[Data records]

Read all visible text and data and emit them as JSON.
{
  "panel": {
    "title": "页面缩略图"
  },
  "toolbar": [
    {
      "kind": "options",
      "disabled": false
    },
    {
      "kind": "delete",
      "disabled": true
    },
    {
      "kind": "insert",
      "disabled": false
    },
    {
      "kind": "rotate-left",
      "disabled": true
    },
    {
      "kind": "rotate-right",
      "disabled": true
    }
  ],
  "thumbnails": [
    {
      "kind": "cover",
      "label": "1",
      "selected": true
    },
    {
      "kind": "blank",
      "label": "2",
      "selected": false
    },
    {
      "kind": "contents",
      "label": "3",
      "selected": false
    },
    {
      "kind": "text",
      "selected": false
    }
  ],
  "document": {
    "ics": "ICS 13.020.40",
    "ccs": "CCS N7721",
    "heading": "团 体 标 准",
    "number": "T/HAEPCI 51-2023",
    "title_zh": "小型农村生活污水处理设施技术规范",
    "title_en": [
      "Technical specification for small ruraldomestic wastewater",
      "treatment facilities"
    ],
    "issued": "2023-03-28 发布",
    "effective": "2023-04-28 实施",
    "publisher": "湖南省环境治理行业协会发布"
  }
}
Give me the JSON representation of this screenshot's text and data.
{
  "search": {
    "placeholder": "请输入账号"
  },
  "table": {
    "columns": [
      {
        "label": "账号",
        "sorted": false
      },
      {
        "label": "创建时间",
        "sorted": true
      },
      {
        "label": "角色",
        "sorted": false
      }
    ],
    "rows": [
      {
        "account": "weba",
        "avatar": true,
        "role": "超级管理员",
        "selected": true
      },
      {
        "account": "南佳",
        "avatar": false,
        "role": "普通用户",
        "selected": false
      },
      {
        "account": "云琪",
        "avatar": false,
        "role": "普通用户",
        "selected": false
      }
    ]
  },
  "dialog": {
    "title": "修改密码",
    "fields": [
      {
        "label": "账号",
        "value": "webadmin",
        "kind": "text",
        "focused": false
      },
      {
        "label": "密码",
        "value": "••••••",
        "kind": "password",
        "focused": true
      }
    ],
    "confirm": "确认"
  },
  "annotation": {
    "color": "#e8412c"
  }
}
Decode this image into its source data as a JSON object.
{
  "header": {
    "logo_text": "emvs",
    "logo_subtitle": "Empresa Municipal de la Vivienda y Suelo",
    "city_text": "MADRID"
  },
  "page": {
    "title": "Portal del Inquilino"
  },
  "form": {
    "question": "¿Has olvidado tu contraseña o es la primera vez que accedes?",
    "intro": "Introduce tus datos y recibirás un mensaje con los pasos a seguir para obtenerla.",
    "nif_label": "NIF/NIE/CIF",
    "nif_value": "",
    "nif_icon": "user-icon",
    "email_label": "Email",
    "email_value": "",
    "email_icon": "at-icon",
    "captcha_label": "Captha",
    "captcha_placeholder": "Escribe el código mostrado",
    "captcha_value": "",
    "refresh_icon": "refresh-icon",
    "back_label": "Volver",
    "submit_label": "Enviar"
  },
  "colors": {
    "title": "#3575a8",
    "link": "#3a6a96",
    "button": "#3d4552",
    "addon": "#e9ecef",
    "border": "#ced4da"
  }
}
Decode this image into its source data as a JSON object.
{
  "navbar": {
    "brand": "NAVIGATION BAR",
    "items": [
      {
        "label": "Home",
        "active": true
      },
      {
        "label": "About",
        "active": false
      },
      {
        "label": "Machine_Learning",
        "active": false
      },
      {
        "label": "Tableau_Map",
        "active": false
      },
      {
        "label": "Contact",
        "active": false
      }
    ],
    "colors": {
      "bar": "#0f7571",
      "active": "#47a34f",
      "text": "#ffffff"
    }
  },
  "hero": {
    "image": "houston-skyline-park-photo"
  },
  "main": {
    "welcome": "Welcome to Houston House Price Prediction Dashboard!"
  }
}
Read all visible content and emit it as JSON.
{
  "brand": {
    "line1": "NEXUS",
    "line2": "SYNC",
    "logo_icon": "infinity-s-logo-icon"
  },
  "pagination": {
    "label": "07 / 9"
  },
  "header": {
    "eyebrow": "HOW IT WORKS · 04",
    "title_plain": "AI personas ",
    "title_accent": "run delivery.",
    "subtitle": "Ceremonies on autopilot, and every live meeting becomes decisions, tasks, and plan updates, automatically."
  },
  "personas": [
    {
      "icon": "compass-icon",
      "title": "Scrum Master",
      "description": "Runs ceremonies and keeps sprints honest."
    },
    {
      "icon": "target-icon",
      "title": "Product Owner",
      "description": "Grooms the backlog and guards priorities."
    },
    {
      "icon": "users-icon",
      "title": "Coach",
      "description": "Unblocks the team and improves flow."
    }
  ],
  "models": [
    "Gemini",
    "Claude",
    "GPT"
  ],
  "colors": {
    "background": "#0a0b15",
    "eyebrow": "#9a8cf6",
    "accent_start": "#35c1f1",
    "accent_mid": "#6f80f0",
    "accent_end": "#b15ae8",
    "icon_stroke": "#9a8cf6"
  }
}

The task:
Find the word "visible" in the entries above and gather every line that holds it.

Task output:
Read all visible text and data and emit them as JSON.
Read all visible content and emit it as JSON.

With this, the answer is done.